WHAT YOU WILL DO: Search the listing for "ylabel" and copy every line where it appears.

[Stored entries]

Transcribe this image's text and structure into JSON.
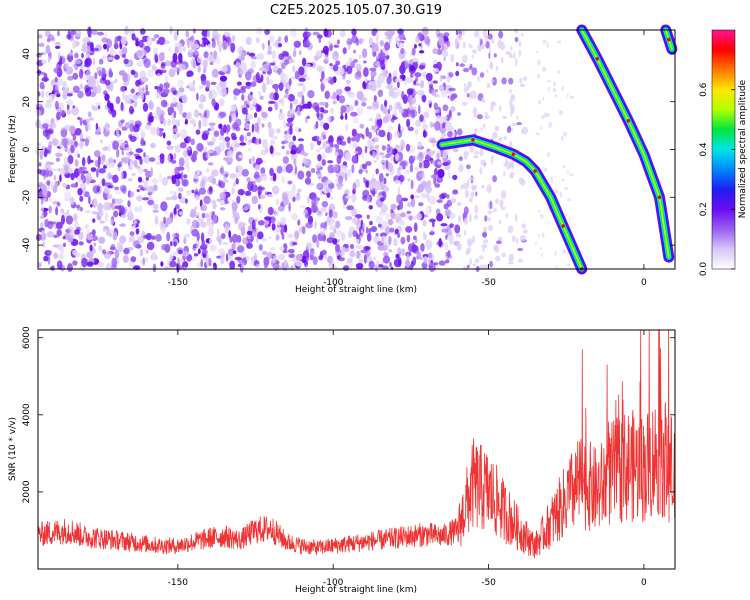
{
  "title": "C2E5.2025.105.07.30.G19",
  "colors": {
    "snr_line": "#f03232",
    "colormap": [
      "#ffffff",
      "#d8c6f8",
      "#9a5ef0",
      "#6a0cf0",
      "#1e1ef0",
      "#0088ff",
      "#00e6e6",
      "#00e640",
      "#b4ff00",
      "#ffe600",
      "#ff7800",
      "#ff0000",
      "#ff1493"
    ]
  },
  "chart_data": [
    {
      "type": "heatmap",
      "xlabel": "Height of straight line (km)",
      "ylabel": "Frequency (Hz)",
      "xlim": [
        -195,
        10
      ],
      "ylim": [
        -50,
        50
      ],
      "xticks": [
        -150,
        -100,
        -50,
        0
      ],
      "yticks": [
        -40,
        -20,
        0,
        20,
        40
      ],
      "colorbar": {
        "label": "Normalized spectral amplitude",
        "range": [
          0,
          0.8
        ],
        "ticks": [
          0.0,
          0.2,
          0.4,
          0.6
        ]
      },
      "noise_band": {
        "x_range": [
          -195,
          -60
        ],
        "y_range": [
          -50,
          50
        ]
      },
      "tracks": [
        {
          "x": [
            -65,
            -55,
            -48,
            -42,
            -38,
            -35,
            -30,
            -26,
            -22,
            -20
          ],
          "y": [
            2,
            4,
            1,
            -2,
            -5,
            -9,
            -20,
            -32,
            -44,
            -50
          ]
        },
        {
          "x": [
            -20,
            -15,
            -10,
            -5,
            0,
            5,
            8
          ],
          "y": [
            50,
            38,
            25,
            12,
            -2,
            -20,
            -45
          ]
        },
        {
          "x": [
            7,
            8,
            9
          ],
          "y": [
            50,
            46,
            42
          ]
        }
      ]
    },
    {
      "type": "line",
      "xlabel": "Height of straight line (km)",
      "ylabel": "SNR (10 * v/v)",
      "xlim": [
        -195,
        10
      ],
      "ylim": [
        0,
        6200
      ],
      "xticks": [
        -150,
        -100,
        -50,
        0
      ],
      "yticks": [
        2000,
        4000,
        6000
      ],
      "series": [
        {
          "x": [
            -195,
            -190,
            -185,
            -180,
            -175,
            -170,
            -165,
            -160,
            -155,
            -150,
            -145,
            -140,
            -135,
            -130,
            -125,
            -120,
            -115,
            -110,
            -105,
            -100,
            -95,
            -90,
            -85,
            -80,
            -75,
            -70,
            -65,
            -60,
            -55,
            -50,
            -45,
            -40,
            -35,
            -30,
            -25,
            -20,
            -15,
            -10,
            -5,
            0,
            5,
            10
          ],
          "y": [
            900,
            950,
            1000,
            850,
            800,
            750,
            700,
            650,
            600,
            600,
            700,
            800,
            850,
            750,
            1000,
            1050,
            700,
            600,
            550,
            600,
            650,
            700,
            750,
            800,
            850,
            900,
            850,
            1000,
            2200,
            2000,
            1500,
            1000,
            600,
            1200,
            1800,
            2300,
            2000,
            2500,
            2700,
            2600,
            3000,
            2500
          ]
        }
      ]
    }
  ]
}
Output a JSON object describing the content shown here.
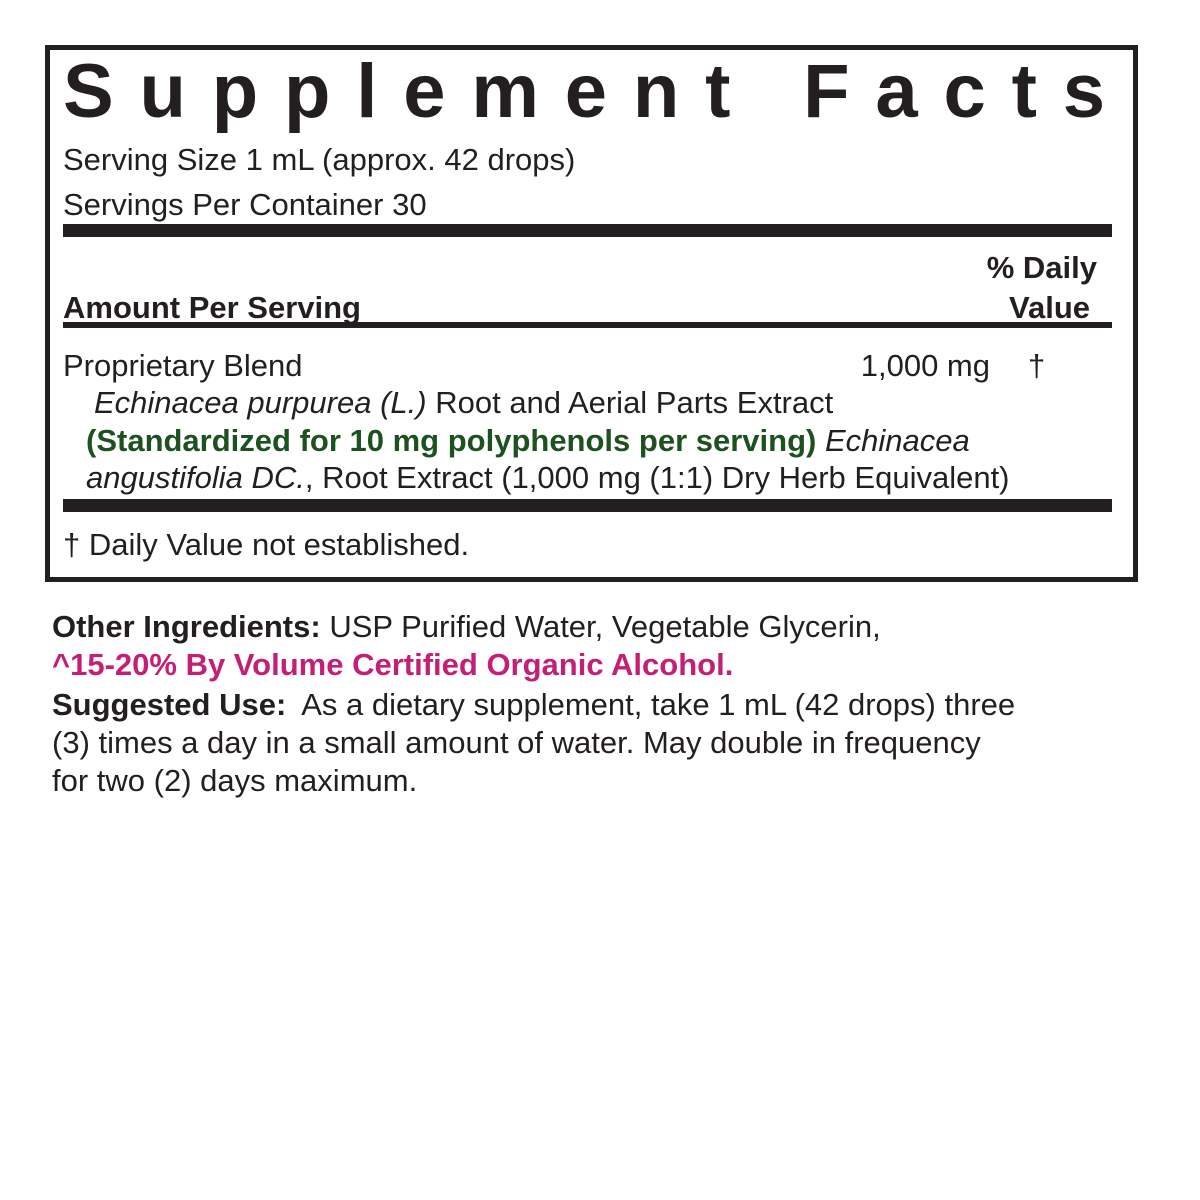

RESULT OF THE TASK:
      "ylabel": "Frequency (Hz)",
      "ylabel": "SNR (10 * v/v)",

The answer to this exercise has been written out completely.